* Kaynak metin
--------------------
Derneğimizin uluslararası alanda kurduğu ilişkiler doğrultusunda edindiğimiz veriler ülkemizde teknisyen başına düşen hasta yoğunluğunun diğer ülkelerle kıyaslanamayacak kadar yüksek olduğunu göstermektedir. Australian Institute of Radiography farklı yatak kapasiteli 17 farklı hastaneye yönelik olarak bir anket çalışması yapmış ve sonuçları 2001 yılında yayınlamıştır. Bu çalışmaya göre radyoloji teknisyeni (radyographer) başına düşen yıllık inceleme sayısı 1500 ile 4000 arasında değişmektedir. Anket sonuçları üzerine yapılan çalışmada radyoloji teknisyeni (radyographer) başına düşen yıllık inceleme sayısı ortalama 2500 olarak kabul edilmiştir. Bizim ülkemizde örnek olarak incelediğimiz bir hastanede bu rakam 12,500' e ulaşmaktadır. Acil servis ünitesinin hasta potansiyeli bu kapsamın dışında tutulmuştur.
--------------------
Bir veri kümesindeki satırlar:

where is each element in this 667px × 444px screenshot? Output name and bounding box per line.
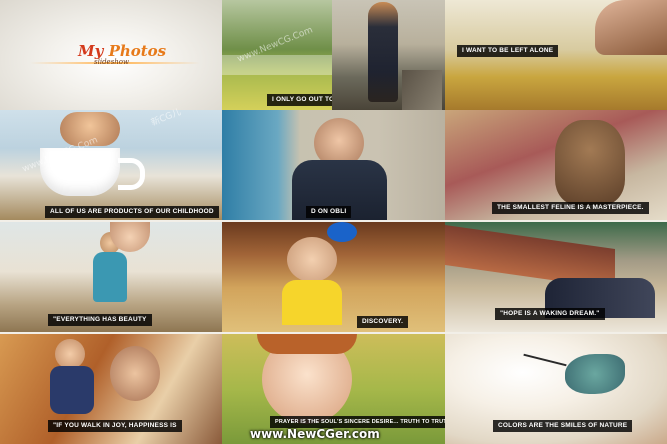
caption: "IF YOU WALK IN JOY, HAPPINESS IS (48, 420, 182, 432)
slideshow-title: My Photos (78, 42, 167, 60)
photo-cup-children: ALL OF US ARE PRODUCTS OF OUR CHILDHOOD (0, 110, 222, 220)
footer-url: www.NewCGer.com (250, 427, 380, 441)
caption: COLORS ARE THE SMILES OF NATURE (493, 420, 633, 432)
caption: THE SMALLEST FELINE IS A MASTERPIECE. (492, 202, 649, 214)
caption: "EVERYTHING HAS BEAUTY (48, 314, 152, 326)
caption: D ON OBLI (306, 206, 352, 218)
title-tile: My Photos slideshow (0, 0, 222, 110)
caption: I WANT TO BE LEFT ALONE (457, 45, 559, 57)
photo-woman-railway (332, 0, 445, 110)
caption: PRAYER IS THE SOUL'S SINCERE DESIRE... T… (270, 416, 445, 428)
lens-flare (30, 62, 200, 64)
photo-businessman: D ON OBLI (222, 110, 445, 220)
photo-dog: THE SMALLEST FELINE IS A MASTERPIECE. (445, 110, 667, 220)
photo-train: "HOPE IS A WAKING DREAM." (445, 222, 667, 332)
photo-family: "IF YOU WALK IN JOY, HAPPINESS IS (0, 334, 222, 444)
caption: I ONLY GO OUT TO GET ME A FR (267, 94, 332, 106)
caption: DISCOVERY. (357, 316, 409, 328)
photo-lake: I ONLY GO OUT TO GET ME A FR (222, 0, 332, 110)
caption: "HOPE IS A WAKING DREAM." (495, 308, 605, 320)
photo-field: I WANT TO BE LEFT ALONE (445, 0, 667, 110)
slideshow-subtitle: slideshow (94, 58, 129, 66)
photo-hummingbird: COLORS ARE THE SMILES OF NATURE (445, 334, 667, 444)
photo-girl-smiling: PRAYER IS THE SOUL'S SINCERE DESIRE... T… (222, 334, 445, 444)
caption: ALL OF US ARE PRODUCTS OF OUR CHILDHOOD (45, 206, 219, 218)
photo-girl-beach: "EVERYTHING HAS BEAUTY (0, 222, 222, 332)
photo-boy-playground: DISCOVERY. (222, 222, 445, 332)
--------------------
* Verilen görev 1
Aşağıdaki (a), (b) ve (c) ifadelerinin kaynak metne uyup uymadığını belirt. Her biri için evet ya da hayır de ve kararı belirleyen sözleri kaynak metinden aynen alıntıla.
(a) Avustralya'daki anket 17 hastaneyi kapsamıştır.
(b) Anketin sonuçları 2005 yılında yayımlanmıştır.
(c) Örnek hastanedeki 12,500 rakamına acil servis de dahildir.
* Verilen görev 2
Kaynak metinde "Derneğimizin uluslararası alanda" sözlerinden başlayıp "kapsamın dışında tutulmuştur." sözlerine kadar uzanan her şeyi birebir çoğalt.

* Sonuç 1
(a) Evet: "17 farklı hastaneye yönelik olarak bir anket çalışması yapmış"
(b) Hayır: "sonuçları 2001 yılında yayınlamıştır"
(c) Hayır: "Acil servis ünitesinin hasta potansiyeli bu kapsamın dışında tutulmuştur."

* Sonuç 2
Derneğimizin uluslararası alanda kurduğu ilişkiler doğrultusunda edindiğimiz veriler ülkemizde teknisyen başına düşen hasta yoğunluğunun diğer ülkelerle kıyaslanamayacak kadar yüksek olduğunu göstermektedir. Australian Institute of Radiography farklı yatak kapasiteli 17 farklı hastaneye yönelik olarak bir anket çalışması yapmış ve sonuçları 2001 yılında yayınlamıştır. Bu çalışmaya göre radyoloji teknisyeni (radyographer) başına düşen yıllık inceleme sayısı 1500 ile 4000 arasında değişmektedir. Anket sonuçları üzerine yapılan çalışmada radyoloji teknisyeni (radyographer) başına düşen yıllık inceleme sayısı ortalama 2500 olarak kabul edilmiştir. Bizim ülkemizde örnek olarak incelediğimiz bir hastanede bu rakam 12,500' e ulaşmaktadır. Acil servis ünitesinin hasta potansiyeli bu kapsamın dışında tutulmuştur.